Task details >> Lines containing the string "maar" are to be counted; report only how many there are.

:: Supplied material ::

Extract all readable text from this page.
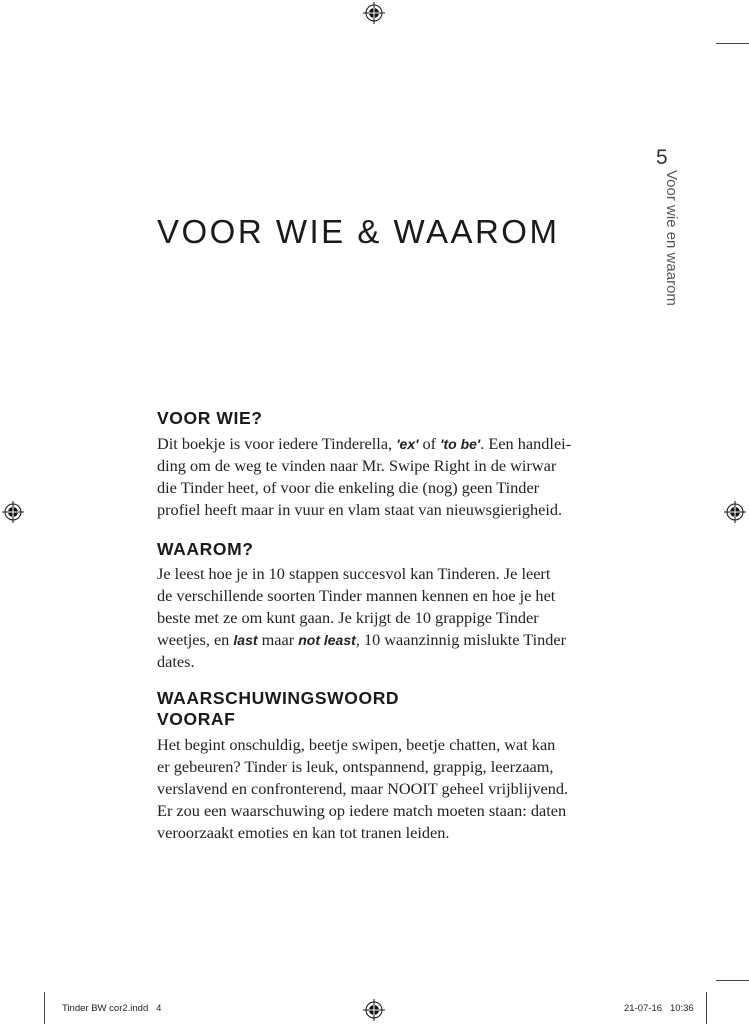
5
Voor wie en waarom
VOOR WIE & WAAROM
VOOR WIE?

Dit boekje is voor iedere Tinderella, 'ex' of 'to be'. Een handlei-
ding om de weg te vinden naar Mr. Swipe Right in de wirwar
die Tinder heet, of voor die enkeling die (nog) geen Tinder
profiel heeft maar in vuur en vlam staat van nieuwsgierigheid.

WAAROM?

Je leest hoe je in 10 stappen succesvol kan Tinderen. Je leert
de verschillende soorten Tinder mannen kennen en hoe je het
beste met ze om kunt gaan. Je krijgt de 10 grappige Tinder
weetjes, en last maar not least, 10 waanzinnig mislukte Tinder
dates.

WAARSCHUWINGSWOORD
VOORAF

Het begint onschuldig, beetje swipen, beetje chatten, wat kan
er gebeuren? Tinder is leuk, ontspannend, grappig, leerzaam,
verslavend en confronterend, maar NOOIT geheel vrijblijvend.
Er zou een waarschuwing op iedere match moeten staan: daten
veroorzaakt emoties en kan tot tranen leiden.

Tinder BW cor2.indd   4	21-07-16   10:36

:::

Result of this exercise >> 3